Reproduce the material below line for line with no changes, leaving out the pictures.

[Start of Raw records]

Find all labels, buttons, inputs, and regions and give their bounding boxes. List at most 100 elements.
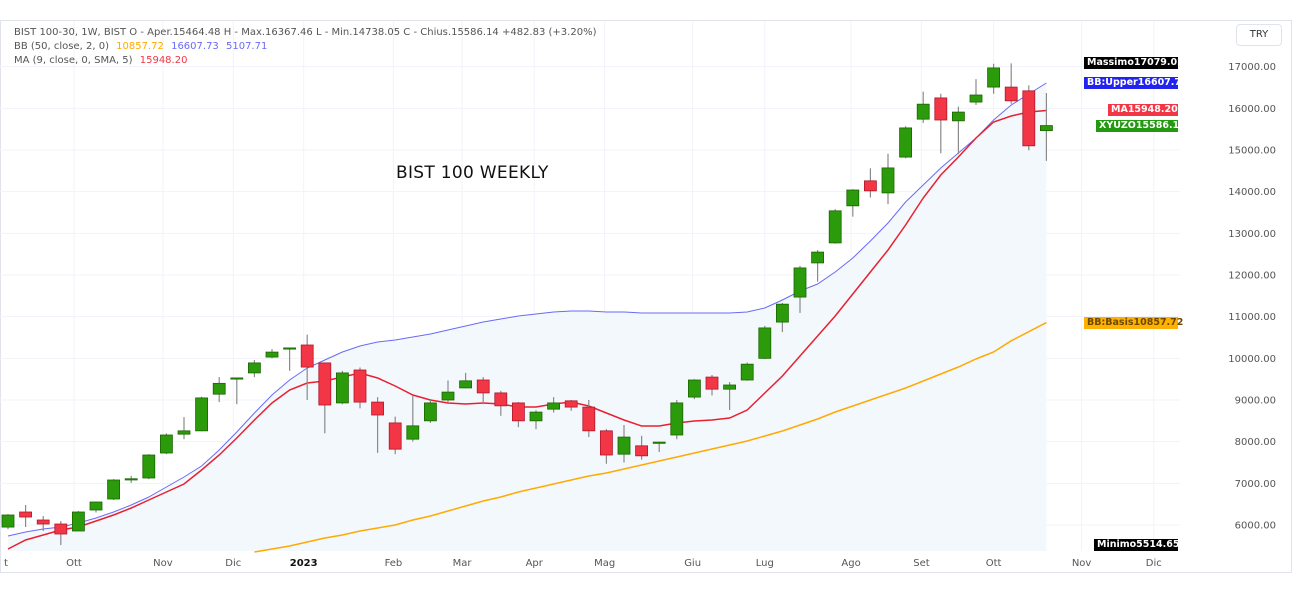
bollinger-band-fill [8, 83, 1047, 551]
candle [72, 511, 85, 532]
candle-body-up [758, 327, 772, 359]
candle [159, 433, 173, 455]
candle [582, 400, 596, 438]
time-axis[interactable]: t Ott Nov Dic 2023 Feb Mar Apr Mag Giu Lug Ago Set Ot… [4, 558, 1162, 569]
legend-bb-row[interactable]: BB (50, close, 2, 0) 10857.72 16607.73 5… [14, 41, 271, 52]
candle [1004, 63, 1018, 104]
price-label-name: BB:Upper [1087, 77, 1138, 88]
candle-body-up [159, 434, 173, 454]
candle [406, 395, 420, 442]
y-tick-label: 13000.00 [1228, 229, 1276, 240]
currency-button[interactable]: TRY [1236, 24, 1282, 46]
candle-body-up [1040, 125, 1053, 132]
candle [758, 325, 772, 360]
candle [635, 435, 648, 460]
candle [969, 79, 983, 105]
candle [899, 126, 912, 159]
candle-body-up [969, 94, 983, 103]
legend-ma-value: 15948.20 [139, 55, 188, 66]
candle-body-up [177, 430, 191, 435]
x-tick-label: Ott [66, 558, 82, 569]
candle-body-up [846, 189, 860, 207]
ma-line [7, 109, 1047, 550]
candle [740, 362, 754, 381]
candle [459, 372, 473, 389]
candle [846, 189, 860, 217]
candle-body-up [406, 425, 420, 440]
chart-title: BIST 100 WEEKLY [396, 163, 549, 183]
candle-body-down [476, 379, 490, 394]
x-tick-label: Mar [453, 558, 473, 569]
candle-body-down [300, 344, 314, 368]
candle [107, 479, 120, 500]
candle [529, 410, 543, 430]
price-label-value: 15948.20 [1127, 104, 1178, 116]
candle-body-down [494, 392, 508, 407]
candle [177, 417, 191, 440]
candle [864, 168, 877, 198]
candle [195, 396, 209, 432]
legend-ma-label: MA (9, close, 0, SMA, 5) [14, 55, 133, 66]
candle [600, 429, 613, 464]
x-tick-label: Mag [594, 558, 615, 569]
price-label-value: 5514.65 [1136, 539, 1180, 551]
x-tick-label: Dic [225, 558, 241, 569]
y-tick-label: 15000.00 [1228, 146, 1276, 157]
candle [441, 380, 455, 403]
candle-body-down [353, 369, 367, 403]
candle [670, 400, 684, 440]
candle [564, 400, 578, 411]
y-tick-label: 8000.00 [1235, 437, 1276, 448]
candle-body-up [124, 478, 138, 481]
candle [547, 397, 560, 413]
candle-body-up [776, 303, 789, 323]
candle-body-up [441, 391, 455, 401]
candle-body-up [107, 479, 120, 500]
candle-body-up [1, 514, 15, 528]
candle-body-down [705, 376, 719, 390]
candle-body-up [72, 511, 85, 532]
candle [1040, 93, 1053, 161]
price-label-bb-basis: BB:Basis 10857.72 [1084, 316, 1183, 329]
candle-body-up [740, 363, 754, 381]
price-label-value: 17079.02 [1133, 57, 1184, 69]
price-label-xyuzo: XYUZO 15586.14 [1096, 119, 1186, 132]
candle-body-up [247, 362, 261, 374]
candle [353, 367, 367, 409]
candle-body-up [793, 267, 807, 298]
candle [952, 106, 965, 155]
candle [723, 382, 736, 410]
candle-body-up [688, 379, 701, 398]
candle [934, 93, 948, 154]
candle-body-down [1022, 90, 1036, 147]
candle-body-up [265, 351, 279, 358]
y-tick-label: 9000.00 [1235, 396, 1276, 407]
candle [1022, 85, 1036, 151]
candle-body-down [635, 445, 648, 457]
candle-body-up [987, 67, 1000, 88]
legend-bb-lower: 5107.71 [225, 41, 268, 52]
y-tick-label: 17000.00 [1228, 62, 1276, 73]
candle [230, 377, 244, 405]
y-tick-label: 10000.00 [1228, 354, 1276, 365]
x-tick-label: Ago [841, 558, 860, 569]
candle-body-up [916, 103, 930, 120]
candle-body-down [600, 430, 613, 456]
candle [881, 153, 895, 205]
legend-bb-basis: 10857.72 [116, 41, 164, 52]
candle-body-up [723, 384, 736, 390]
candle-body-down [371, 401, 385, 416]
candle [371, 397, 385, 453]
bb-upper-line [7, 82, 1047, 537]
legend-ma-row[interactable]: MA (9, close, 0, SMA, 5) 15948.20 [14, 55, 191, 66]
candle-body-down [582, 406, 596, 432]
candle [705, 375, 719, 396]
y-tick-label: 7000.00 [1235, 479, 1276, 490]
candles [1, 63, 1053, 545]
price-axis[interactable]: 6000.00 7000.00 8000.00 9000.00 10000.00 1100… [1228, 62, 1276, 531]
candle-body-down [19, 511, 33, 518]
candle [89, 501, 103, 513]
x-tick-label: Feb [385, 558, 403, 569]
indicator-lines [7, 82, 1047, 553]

[End of Raw records]

_Response_.
Find all labels, buttons, inputs, and regions and give their bounding boxes. List at most 100 elements.
bollinger-band-fill [8, 83, 1047, 551]
candle [72, 511, 85, 532]
candle-body-up [758, 327, 772, 359]
candle [159, 433, 173, 455]
candle [582, 400, 596, 438]
time-axis[interactable]: t Ott Nov Dic 2023 Feb Mar Apr Mag Giu Lug Ago Set Ot… [4, 558, 1162, 569]
legend-bb-row[interactable]: BB (50, close, 2, 0) 10857.72 16607.73 5… [14, 41, 271, 52]
candle [1004, 63, 1018, 104]
price-label-name: BB:Upper [1087, 77, 1138, 88]
candle-body-up [159, 434, 173, 454]
candle [406, 395, 420, 442]
y-tick-label: 13000.00 [1228, 229, 1276, 240]
currency-button[interactable]: TRY [1236, 24, 1282, 46]
candle-body-up [1040, 125, 1053, 132]
candle [758, 325, 772, 360]
candle [635, 435, 648, 460]
candle [969, 79, 983, 105]
candle [899, 126, 912, 159]
candle-body-up [969, 94, 983, 103]
legend-ma-value: 15948.20 [139, 55, 188, 66]
candle-body-up [177, 430, 191, 435]
x-tick-label: Ott [66, 558, 82, 569]
candle-body-up [846, 189, 860, 207]
ma-line [7, 109, 1047, 550]
candle [740, 362, 754, 381]
candle [459, 372, 473, 389]
candle [846, 189, 860, 217]
candle-body-up [406, 425, 420, 440]
chart-title: BIST 100 WEEKLY [396, 163, 549, 183]
candle-body-down [476, 379, 490, 394]
x-tick-label: Mar [453, 558, 473, 569]
candle-body-down [300, 344, 314, 368]
candle [107, 479, 120, 500]
candle [529, 410, 543, 430]
price-label-value: 15948.20 [1127, 104, 1178, 116]
candle-body-down [494, 392, 508, 407]
candle [177, 417, 191, 440]
candle [864, 168, 877, 198]
candle [195, 396, 209, 432]
legend-ma-label: MA (9, close, 0, SMA, 5) [14, 55, 133, 66]
candle [600, 429, 613, 464]
x-tick-label: Mag [594, 558, 615, 569]
price-label-value: 5514.65 [1136, 539, 1180, 551]
x-tick-label: Dic [225, 558, 241, 569]
y-tick-label: 15000.00 [1228, 146, 1276, 157]
candle [441, 380, 455, 403]
candle-body-down [353, 369, 367, 403]
candle [670, 400, 684, 440]
candle [564, 400, 578, 411]
y-tick-label: 8000.00 [1235, 437, 1276, 448]
candle-body-up [124, 478, 138, 481]
candle [547, 397, 560, 413]
candle-body-up [776, 303, 789, 323]
candle-body-up [441, 391, 455, 401]
candle-body-up [107, 479, 120, 500]
candle-body-up [1, 514, 15, 528]
candle-body-down [705, 376, 719, 390]
candle-body-up [72, 511, 85, 532]
candle [1040, 93, 1053, 161]
price-label-bb-basis: BB:Basis 10857.72 [1084, 316, 1183, 329]
candle-body-up [740, 363, 754, 381]
price-label-value: 17079.02 [1133, 57, 1184, 69]
price-label-xyuzo: XYUZO 15586.14 [1096, 119, 1186, 132]
candle-body-up [247, 362, 261, 374]
candle [353, 367, 367, 409]
candle-body-up [793, 267, 807, 298]
candle [952, 106, 965, 155]
candle [723, 382, 736, 410]
candle-body-up [688, 379, 701, 398]
candle [934, 93, 948, 154]
candle-body-down [1022, 90, 1036, 147]
candle-body-up [265, 351, 279, 358]
y-tick-label: 9000.00 [1235, 396, 1276, 407]
candle [1022, 85, 1036, 151]
candle-body-down [635, 445, 648, 457]
candle-body-up [987, 67, 1000, 88]
legend-bb-lower: 5107.71 [225, 41, 268, 52]
y-tick-label: 17000.00 [1228, 62, 1276, 73]
candle [230, 377, 244, 405]
y-tick-label: 10000.00 [1228, 354, 1276, 365]
x-tick-label: Ago [841, 558, 860, 569]
candle-body-up [916, 103, 930, 120]
candle-body-down [600, 430, 613, 456]
candle [881, 153, 895, 205]
legend-bb-basis: 10857.72 [116, 41, 164, 52]
candle-body-up [723, 384, 736, 390]
candle-body-down [371, 401, 385, 416]
candle [371, 397, 385, 453]
bb-upper-line [7, 82, 1047, 537]
legend-ma-row[interactable]: MA (9, close, 0, SMA, 5) 15948.20 [14, 55, 191, 66]
candle-body-down [582, 406, 596, 432]
candle [705, 375, 719, 396]
y-tick-label: 7000.00 [1235, 479, 1276, 490]
candles [1, 63, 1053, 545]
price-axis[interactable]: 6000.00 7000.00 8000.00 9000.00 10000.00 1100… [1228, 62, 1276, 531]
candle-body-down [19, 511, 33, 518]
candle [89, 501, 103, 513]
x-tick-label: Feb [385, 558, 403, 569]
indicator-lines [7, 82, 1047, 553]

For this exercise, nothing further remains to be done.